*Short task*. Output the full listing below exactly as it reads, and skip anything that is a picture.

*Data shown*.
——————————

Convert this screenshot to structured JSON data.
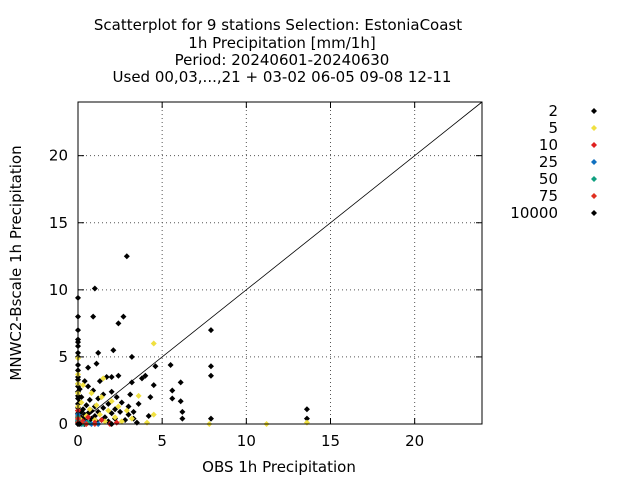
{
  "chart_data": {
    "type": "scatter",
    "title_lines": [
      "Scatterplot for    9 stations Selection: EstoniaCoast",
      "1h Precipitation [mm/1h]",
      "Period: 20240601-20240630",
      "Used 00,03,...,21 + 03-02 06-05 09-08 12-11"
    ],
    "xlabel": "OBS 1h Precipitation",
    "ylabel": "MNWC2-Bscale 1h Precipitation",
    "xlim": [
      0,
      24
    ],
    "ylim": [
      0,
      24
    ],
    "x_ticks": [
      0,
      5,
      10,
      15,
      20
    ],
    "y_ticks": [
      0,
      5,
      10,
      15,
      20
    ],
    "grid": true,
    "diagonal_line": true,
    "legend_position": "right, outside plot",
    "colors": {
      "2": "#000000",
      "5": "#f0e040",
      "10": "#e02020",
      "25": "#1070c0",
      "50": "#10a080",
      "75": "#e03020",
      "10000": "#000000"
    },
    "series": [
      {
        "name": "2",
        "points": [
          [
            0,
            0
          ],
          [
            0,
            0.1
          ],
          [
            0,
            0.2
          ],
          [
            0,
            0.3
          ],
          [
            0,
            0.5
          ],
          [
            0,
            0.8
          ],
          [
            0,
            1.0
          ],
          [
            0,
            1.2
          ],
          [
            0,
            1.5
          ],
          [
            0,
            1.9
          ],
          [
            0,
            2.1
          ],
          [
            0,
            2.4
          ],
          [
            0,
            2.8
          ],
          [
            0,
            3.0
          ],
          [
            0,
            3.3
          ],
          [
            0,
            3.5
          ],
          [
            0,
            4.0
          ],
          [
            0,
            4.4
          ],
          [
            0,
            5.0
          ],
          [
            0,
            5.3
          ],
          [
            0,
            5.8
          ],
          [
            0,
            6.1
          ],
          [
            0,
            6.3
          ],
          [
            0,
            7.0
          ],
          [
            0,
            8.0
          ],
          [
            0,
            9.4
          ],
          [
            0.1,
            0.1
          ],
          [
            0.1,
            0.6
          ],
          [
            0.1,
            1.6
          ],
          [
            0.1,
            2.6
          ],
          [
            0.2,
            0.3
          ],
          [
            0.2,
            0.9
          ],
          [
            0.2,
            2.0
          ],
          [
            0.3,
            0.4
          ],
          [
            0.3,
            1.1
          ],
          [
            0.4,
            0
          ],
          [
            0.4,
            0.7
          ],
          [
            0.4,
            3.2
          ],
          [
            0.5,
            0.2
          ],
          [
            0.5,
            1.4
          ],
          [
            0.6,
            0.8
          ],
          [
            0.6,
            2.8
          ],
          [
            0.6,
            4.2
          ],
          [
            0.7,
            0.1
          ],
          [
            0.7,
            1.8
          ],
          [
            0.8,
            0.4
          ],
          [
            0.8,
            1.0
          ],
          [
            0.9,
            2.5
          ],
          [
            0.9,
            8.0
          ],
          [
            1.0,
            10.1
          ],
          [
            1.0,
            0.6
          ],
          [
            1.0,
            1.3
          ],
          [
            1.1,
            4.5
          ],
          [
            1.1,
            0.2
          ],
          [
            1.2,
            0.9
          ],
          [
            1.2,
            1.9
          ],
          [
            1.2,
            5.3
          ],
          [
            1.3,
            3.2
          ],
          [
            1.4,
            0.3
          ],
          [
            1.5,
            1.2
          ],
          [
            1.5,
            2.2
          ],
          [
            1.6,
            0.5
          ],
          [
            1.7,
            3.5
          ],
          [
            1.8,
            0.2
          ],
          [
            1.8,
            1.5
          ],
          [
            2.0,
            0.8
          ],
          [
            2.0,
            2.4
          ],
          [
            2.0,
            3.5
          ],
          [
            2.1,
            5.5
          ],
          [
            2.2,
            0.4
          ],
          [
            2.2,
            1.1
          ],
          [
            2.3,
            2.0
          ],
          [
            2.4,
            3.6
          ],
          [
            2.4,
            7.5
          ],
          [
            2.5,
            0.9
          ],
          [
            2.6,
            1.6
          ],
          [
            2.7,
            8.0
          ],
          [
            2.8,
            0.3
          ],
          [
            2.9,
            12.5
          ],
          [
            3.0,
            0.7
          ],
          [
            3.0,
            1.3
          ],
          [
            3.1,
            2.2
          ],
          [
            3.2,
            3.1
          ],
          [
            3.2,
            5.0
          ],
          [
            3.3,
            0.4
          ],
          [
            3.3,
            0.9
          ],
          [
            3.5,
            0.1
          ],
          [
            3.6,
            1.5
          ],
          [
            3.8,
            3.4
          ],
          [
            4.0,
            3.6
          ],
          [
            4.2,
            0.6
          ],
          [
            4.3,
            2.0
          ],
          [
            4.5,
            2.9
          ],
          [
            4.6,
            4.3
          ],
          [
            5.5,
            4.4
          ],
          [
            5.6,
            2.5
          ],
          [
            5.6,
            1.9
          ],
          [
            6.1,
            3.1
          ],
          [
            6.1,
            1.7
          ],
          [
            6.2,
            0.9
          ],
          [
            6.2,
            0.4
          ],
          [
            7.9,
            7.0
          ],
          [
            7.9,
            4.3
          ],
          [
            7.9,
            3.6
          ],
          [
            7.9,
            0.4
          ],
          [
            13.6,
            1.1
          ],
          [
            13.6,
            0.4
          ]
        ]
      },
      {
        "name": "5",
        "points": [
          [
            0,
            1.3
          ],
          [
            0,
            2.3
          ],
          [
            0,
            3.0
          ],
          [
            0,
            3.7
          ],
          [
            0,
            4.9
          ],
          [
            0.1,
            0.4
          ],
          [
            0.2,
            1.6
          ],
          [
            0.3,
            2.9
          ],
          [
            0.5,
            0.6
          ],
          [
            0.7,
            1.1
          ],
          [
            0.8,
            2.3
          ],
          [
            1.0,
            0.3
          ],
          [
            1.1,
            1.4
          ],
          [
            1.3,
            0.7
          ],
          [
            1.4,
            2.0
          ],
          [
            1.5,
            3.4
          ],
          [
            1.6,
            0.2
          ],
          [
            1.8,
            1.0
          ],
          [
            2.0,
            1.7
          ],
          [
            2.2,
            0.5
          ],
          [
            2.4,
            1.3
          ],
          [
            2.6,
            0.2
          ],
          [
            2.9,
            1.0
          ],
          [
            3.2,
            0.4
          ],
          [
            3.6,
            2.1
          ],
          [
            4.1,
            0.1
          ],
          [
            4.5,
            6.0
          ],
          [
            4.5,
            0.7
          ],
          [
            7.8,
            0.0
          ],
          [
            11.2,
            0.0
          ],
          [
            13.6,
            0.1
          ]
        ]
      },
      {
        "name": "10",
        "points": [
          [
            0,
            0.6
          ],
          [
            0,
            1.0
          ],
          [
            0.3,
            0.2
          ],
          [
            0.6,
            0.5
          ],
          [
            1.0,
            0.1
          ],
          [
            1.4,
            0.3
          ],
          [
            1.9,
            0.0
          ],
          [
            2.3,
            0.1
          ]
        ]
      },
      {
        "name": "25",
        "points": [
          [
            0,
            0.3
          ],
          [
            0,
            0.7
          ],
          [
            0.2,
            0.0
          ],
          [
            0.5,
            0.1
          ],
          [
            0.8,
            0.0
          ],
          [
            1.2,
            0.0
          ]
        ]
      },
      {
        "name": "50",
        "points": [
          [
            0,
            0.2
          ],
          [
            0,
            0.5
          ],
          [
            0.3,
            0.0
          ],
          [
            0.6,
            0.1
          ]
        ]
      },
      {
        "name": "75",
        "points": [
          [
            0,
            0.1
          ],
          [
            0,
            0.4
          ],
          [
            0.2,
            0.1
          ],
          [
            0.5,
            0.0
          ],
          [
            1.0,
            0.0
          ]
        ]
      },
      {
        "name": "10000",
        "points": [
          [
            0,
            0.0
          ],
          [
            0.1,
            0.0
          ],
          [
            2.0,
            0.0
          ]
        ]
      }
    ]
  }
}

——————————

*Expected output*.
Convert this screenshot to structured JSON data.
{
  "chart_data": {
    "type": "scatter",
    "title_lines": [
      "Scatterplot for    9 stations Selection: EstoniaCoast",
      "1h Precipitation [mm/1h]",
      "Period: 20240601-20240630",
      "Used 00,03,...,21 + 03-02 06-05 09-08 12-11"
    ],
    "xlabel": "OBS 1h Precipitation",
    "ylabel": "MNWC2-Bscale 1h Precipitation",
    "xlim": [
      0,
      24
    ],
    "ylim": [
      0,
      24
    ],
    "x_ticks": [
      0,
      5,
      10,
      15,
      20
    ],
    "y_ticks": [
      0,
      5,
      10,
      15,
      20
    ],
    "grid": true,
    "diagonal_line": true,
    "legend_position": "right, outside plot",
    "colors": {
      "2": "#000000",
      "5": "#f0e040",
      "10": "#e02020",
      "25": "#1070c0",
      "50": "#10a080",
      "75": "#e03020",
      "10000": "#000000"
    },
    "series": [
      {
        "name": "2",
        "points": [
          [
            0,
            0
          ],
          [
            0,
            0.1
          ],
          [
            0,
            0.2
          ],
          [
            0,
            0.3
          ],
          [
            0,
            0.5
          ],
          [
            0,
            0.8
          ],
          [
            0,
            1.0
          ],
          [
            0,
            1.2
          ],
          [
            0,
            1.5
          ],
          [
            0,
            1.9
          ],
          [
            0,
            2.1
          ],
          [
            0,
            2.4
          ],
          [
            0,
            2.8
          ],
          [
            0,
            3.0
          ],
          [
            0,
            3.3
          ],
          [
            0,
            3.5
          ],
          [
            0,
            4.0
          ],
          [
            0,
            4.4
          ],
          [
            0,
            5.0
          ],
          [
            0,
            5.3
          ],
          [
            0,
            5.8
          ],
          [
            0,
            6.1
          ],
          [
            0,
            6.3
          ],
          [
            0,
            7.0
          ],
          [
            0,
            8.0
          ],
          [
            0,
            9.4
          ],
          [
            0.1,
            0.1
          ],
          [
            0.1,
            0.6
          ],
          [
            0.1,
            1.6
          ],
          [
            0.1,
            2.6
          ],
          [
            0.2,
            0.3
          ],
          [
            0.2,
            0.9
          ],
          [
            0.2,
            2.0
          ],
          [
            0.3,
            0.4
          ],
          [
            0.3,
            1.1
          ],
          [
            0.4,
            0
          ],
          [
            0.4,
            0.7
          ],
          [
            0.4,
            3.2
          ],
          [
            0.5,
            0.2
          ],
          [
            0.5,
            1.4
          ],
          [
            0.6,
            0.8
          ],
          [
            0.6,
            2.8
          ],
          [
            0.6,
            4.2
          ],
          [
            0.7,
            0.1
          ],
          [
            0.7,
            1.8
          ],
          [
            0.8,
            0.4
          ],
          [
            0.8,
            1.0
          ],
          [
            0.9,
            2.5
          ],
          [
            0.9,
            8.0
          ],
          [
            1.0,
            10.1
          ],
          [
            1.0,
            0.6
          ],
          [
            1.0,
            1.3
          ],
          [
            1.1,
            4.5
          ],
          [
            1.1,
            0.2
          ],
          [
            1.2,
            0.9
          ],
          [
            1.2,
            1.9
          ],
          [
            1.2,
            5.3
          ],
          [
            1.3,
            3.2
          ],
          [
            1.4,
            0.3
          ],
          [
            1.5,
            1.2
          ],
          [
            1.5,
            2.2
          ],
          [
            1.6,
            0.5
          ],
          [
            1.7,
            3.5
          ],
          [
            1.8,
            0.2
          ],
          [
            1.8,
            1.5
          ],
          [
            2.0,
            0.8
          ],
          [
            2.0,
            2.4
          ],
          [
            2.0,
            3.5
          ],
          [
            2.1,
            5.5
          ],
          [
            2.2,
            0.4
          ],
          [
            2.2,
            1.1
          ],
          [
            2.3,
            2.0
          ],
          [
            2.4,
            3.6
          ],
          [
            2.4,
            7.5
          ],
          [
            2.5,
            0.9
          ],
          [
            2.6,
            1.6
          ],
          [
            2.7,
            8.0
          ],
          [
            2.8,
            0.3
          ],
          [
            2.9,
            12.5
          ],
          [
            3.0,
            0.7
          ],
          [
            3.0,
            1.3
          ],
          [
            3.1,
            2.2
          ],
          [
            3.2,
            3.1
          ],
          [
            3.2,
            5.0
          ],
          [
            3.3,
            0.4
          ],
          [
            3.3,
            0.9
          ],
          [
            3.5,
            0.1
          ],
          [
            3.6,
            1.5
          ],
          [
            3.8,
            3.4
          ],
          [
            4.0,
            3.6
          ],
          [
            4.2,
            0.6
          ],
          [
            4.3,
            2.0
          ],
          [
            4.5,
            2.9
          ],
          [
            4.6,
            4.3
          ],
          [
            5.5,
            4.4
          ],
          [
            5.6,
            2.5
          ],
          [
            5.6,
            1.9
          ],
          [
            6.1,
            3.1
          ],
          [
            6.1,
            1.7
          ],
          [
            6.2,
            0.9
          ],
          [
            6.2,
            0.4
          ],
          [
            7.9,
            7.0
          ],
          [
            7.9,
            4.3
          ],
          [
            7.9,
            3.6
          ],
          [
            7.9,
            0.4
          ],
          [
            13.6,
            1.1
          ],
          [
            13.6,
            0.4
          ]
        ]
      },
      {
        "name": "5",
        "points": [
          [
            0,
            1.3
          ],
          [
            0,
            2.3
          ],
          [
            0,
            3.0
          ],
          [
            0,
            3.7
          ],
          [
            0,
            4.9
          ],
          [
            0.1,
            0.4
          ],
          [
            0.2,
            1.6
          ],
          [
            0.3,
            2.9
          ],
          [
            0.5,
            0.6
          ],
          [
            0.7,
            1.1
          ],
          [
            0.8,
            2.3
          ],
          [
            1.0,
            0.3
          ],
          [
            1.1,
            1.4
          ],
          [
            1.3,
            0.7
          ],
          [
            1.4,
            2.0
          ],
          [
            1.5,
            3.4
          ],
          [
            1.6,
            0.2
          ],
          [
            1.8,
            1.0
          ],
          [
            2.0,
            1.7
          ],
          [
            2.2,
            0.5
          ],
          [
            2.4,
            1.3
          ],
          [
            2.6,
            0.2
          ],
          [
            2.9,
            1.0
          ],
          [
            3.2,
            0.4
          ],
          [
            3.6,
            2.1
          ],
          [
            4.1,
            0.1
          ],
          [
            4.5,
            6.0
          ],
          [
            4.5,
            0.7
          ],
          [
            7.8,
            0.0
          ],
          [
            11.2,
            0.0
          ],
          [
            13.6,
            0.1
          ]
        ]
      },
      {
        "name": "10",
        "points": [
          [
            0,
            0.6
          ],
          [
            0,
            1.0
          ],
          [
            0.3,
            0.2
          ],
          [
            0.6,
            0.5
          ],
          [
            1.0,
            0.1
          ],
          [
            1.4,
            0.3
          ],
          [
            1.9,
            0.0
          ],
          [
            2.3,
            0.1
          ]
        ]
      },
      {
        "name": "25",
        "points": [
          [
            0,
            0.3
          ],
          [
            0,
            0.7
          ],
          [
            0.2,
            0.0
          ],
          [
            0.5,
            0.1
          ],
          [
            0.8,
            0.0
          ],
          [
            1.2,
            0.0
          ]
        ]
      },
      {
        "name": "50",
        "points": [
          [
            0,
            0.2
          ],
          [
            0,
            0.5
          ],
          [
            0.3,
            0.0
          ],
          [
            0.6,
            0.1
          ]
        ]
      },
      {
        "name": "75",
        "points": [
          [
            0,
            0.1
          ],
          [
            0,
            0.4
          ],
          [
            0.2,
            0.1
          ],
          [
            0.5,
            0.0
          ],
          [
            1.0,
            0.0
          ]
        ]
      },
      {
        "name": "10000",
        "points": [
          [
            0,
            0.0
          ],
          [
            0.1,
            0.0
          ],
          [
            2.0,
            0.0
          ]
        ]
      }
    ]
  }
}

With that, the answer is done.